= WRITTEN TASK =
Find and copy every line in the records that includes the string "this".

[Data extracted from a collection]

....

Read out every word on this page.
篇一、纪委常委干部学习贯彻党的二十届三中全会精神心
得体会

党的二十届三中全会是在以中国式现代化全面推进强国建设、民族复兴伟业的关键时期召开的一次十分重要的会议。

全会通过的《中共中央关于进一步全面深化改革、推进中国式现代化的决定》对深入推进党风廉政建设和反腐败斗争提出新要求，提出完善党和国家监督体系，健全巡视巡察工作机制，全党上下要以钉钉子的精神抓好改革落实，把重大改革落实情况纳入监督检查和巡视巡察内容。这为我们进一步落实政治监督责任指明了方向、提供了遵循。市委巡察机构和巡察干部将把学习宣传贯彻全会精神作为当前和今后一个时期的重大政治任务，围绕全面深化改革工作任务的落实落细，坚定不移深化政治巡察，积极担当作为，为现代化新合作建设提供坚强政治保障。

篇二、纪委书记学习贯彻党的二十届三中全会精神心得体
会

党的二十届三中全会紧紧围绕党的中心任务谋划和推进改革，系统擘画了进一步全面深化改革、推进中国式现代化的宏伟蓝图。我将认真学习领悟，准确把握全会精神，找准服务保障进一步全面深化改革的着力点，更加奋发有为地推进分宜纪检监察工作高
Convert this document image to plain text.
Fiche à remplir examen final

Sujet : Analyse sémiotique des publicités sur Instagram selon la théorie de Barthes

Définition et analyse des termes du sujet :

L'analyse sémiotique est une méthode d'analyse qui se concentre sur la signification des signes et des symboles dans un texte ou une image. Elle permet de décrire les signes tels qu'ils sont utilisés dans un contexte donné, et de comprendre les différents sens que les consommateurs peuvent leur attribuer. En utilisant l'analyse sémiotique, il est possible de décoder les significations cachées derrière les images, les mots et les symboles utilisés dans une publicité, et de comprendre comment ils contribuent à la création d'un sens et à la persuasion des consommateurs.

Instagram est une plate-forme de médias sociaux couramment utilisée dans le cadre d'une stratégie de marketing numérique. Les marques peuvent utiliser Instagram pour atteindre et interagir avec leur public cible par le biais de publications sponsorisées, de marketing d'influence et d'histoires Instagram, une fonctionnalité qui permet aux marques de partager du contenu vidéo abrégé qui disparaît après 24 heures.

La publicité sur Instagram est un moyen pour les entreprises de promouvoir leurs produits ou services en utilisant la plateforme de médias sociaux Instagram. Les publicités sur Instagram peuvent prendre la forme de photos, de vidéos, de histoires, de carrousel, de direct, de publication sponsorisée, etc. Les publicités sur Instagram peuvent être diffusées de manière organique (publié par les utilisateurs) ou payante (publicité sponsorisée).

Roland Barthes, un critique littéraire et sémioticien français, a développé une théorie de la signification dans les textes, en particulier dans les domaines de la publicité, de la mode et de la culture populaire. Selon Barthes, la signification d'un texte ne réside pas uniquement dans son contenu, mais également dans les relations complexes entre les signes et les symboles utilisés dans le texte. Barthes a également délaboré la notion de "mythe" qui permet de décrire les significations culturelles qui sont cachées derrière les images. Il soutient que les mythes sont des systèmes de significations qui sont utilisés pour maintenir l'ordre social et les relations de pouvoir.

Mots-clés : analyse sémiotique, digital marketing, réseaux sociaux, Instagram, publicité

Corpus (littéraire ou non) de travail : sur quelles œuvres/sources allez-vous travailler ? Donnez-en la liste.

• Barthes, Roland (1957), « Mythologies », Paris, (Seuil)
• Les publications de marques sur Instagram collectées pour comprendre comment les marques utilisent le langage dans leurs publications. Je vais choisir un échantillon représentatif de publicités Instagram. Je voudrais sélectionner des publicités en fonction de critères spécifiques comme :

....

= SOLUTION TO THE EXERCISE =
Read out every word on this page.
Convert this document image to plain text.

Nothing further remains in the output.